◆ Short exercise: Quote the whole listing exactly. Leave the pictures out of your copy.

◆ Data excerpts:

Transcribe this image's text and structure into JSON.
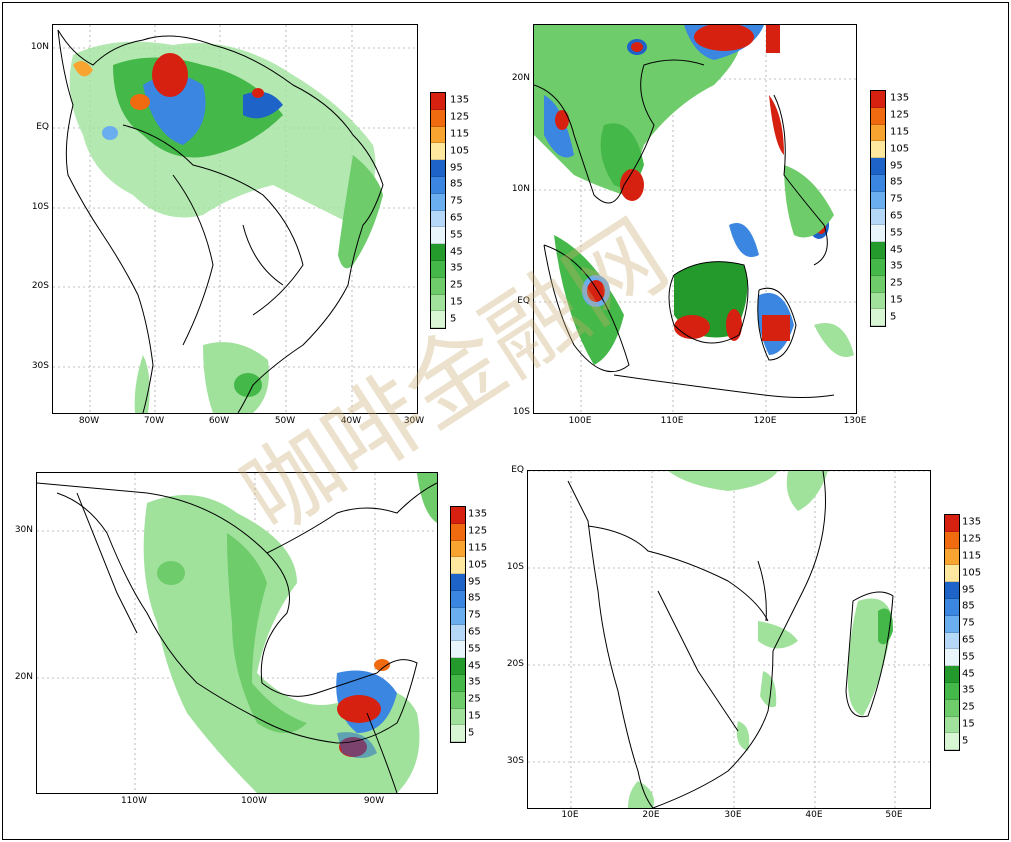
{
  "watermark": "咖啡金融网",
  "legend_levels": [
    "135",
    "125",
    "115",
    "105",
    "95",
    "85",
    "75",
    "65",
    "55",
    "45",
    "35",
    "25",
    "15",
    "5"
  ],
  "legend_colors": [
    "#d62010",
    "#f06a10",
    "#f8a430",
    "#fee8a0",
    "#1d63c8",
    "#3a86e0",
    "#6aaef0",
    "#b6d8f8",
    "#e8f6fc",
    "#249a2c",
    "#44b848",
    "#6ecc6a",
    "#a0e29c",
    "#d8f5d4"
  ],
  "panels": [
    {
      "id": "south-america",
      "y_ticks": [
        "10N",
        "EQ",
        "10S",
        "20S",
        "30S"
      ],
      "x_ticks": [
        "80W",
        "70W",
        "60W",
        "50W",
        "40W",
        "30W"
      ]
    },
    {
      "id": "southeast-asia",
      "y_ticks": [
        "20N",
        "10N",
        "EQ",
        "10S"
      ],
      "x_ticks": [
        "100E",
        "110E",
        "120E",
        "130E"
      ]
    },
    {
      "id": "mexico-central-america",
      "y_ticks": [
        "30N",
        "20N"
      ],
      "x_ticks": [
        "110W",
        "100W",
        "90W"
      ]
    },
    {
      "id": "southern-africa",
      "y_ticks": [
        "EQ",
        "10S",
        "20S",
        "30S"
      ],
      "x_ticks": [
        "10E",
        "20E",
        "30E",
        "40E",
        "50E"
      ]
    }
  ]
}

◆ Solution to the problem:
Transcribe this image's text and structure into JSON.
{
  "watermark": "咖啡金融网",
  "legend_levels": [
    "135",
    "125",
    "115",
    "105",
    "95",
    "85",
    "75",
    "65",
    "55",
    "45",
    "35",
    "25",
    "15",
    "5"
  ],
  "legend_colors": [
    "#d62010",
    "#f06a10",
    "#f8a430",
    "#fee8a0",
    "#1d63c8",
    "#3a86e0",
    "#6aaef0",
    "#b6d8f8",
    "#e8f6fc",
    "#249a2c",
    "#44b848",
    "#6ecc6a",
    "#a0e29c",
    "#d8f5d4"
  ],
  "panels": [
    {
      "id": "south-america",
      "y_ticks": [
        "10N",
        "EQ",
        "10S",
        "20S",
        "30S"
      ],
      "x_ticks": [
        "80W",
        "70W",
        "60W",
        "50W",
        "40W",
        "30W"
      ]
    },
    {
      "id": "southeast-asia",
      "y_ticks": [
        "20N",
        "10N",
        "EQ",
        "10S"
      ],
      "x_ticks": [
        "100E",
        "110E",
        "120E",
        "130E"
      ]
    },
    {
      "id": "mexico-central-america",
      "y_ticks": [
        "30N",
        "20N"
      ],
      "x_ticks": [
        "110W",
        "100W",
        "90W"
      ]
    },
    {
      "id": "southern-africa",
      "y_ticks": [
        "EQ",
        "10S",
        "20S",
        "30S"
      ],
      "x_ticks": [
        "10E",
        "20E",
        "30E",
        "40E",
        "50E"
      ]
    }
  ]
}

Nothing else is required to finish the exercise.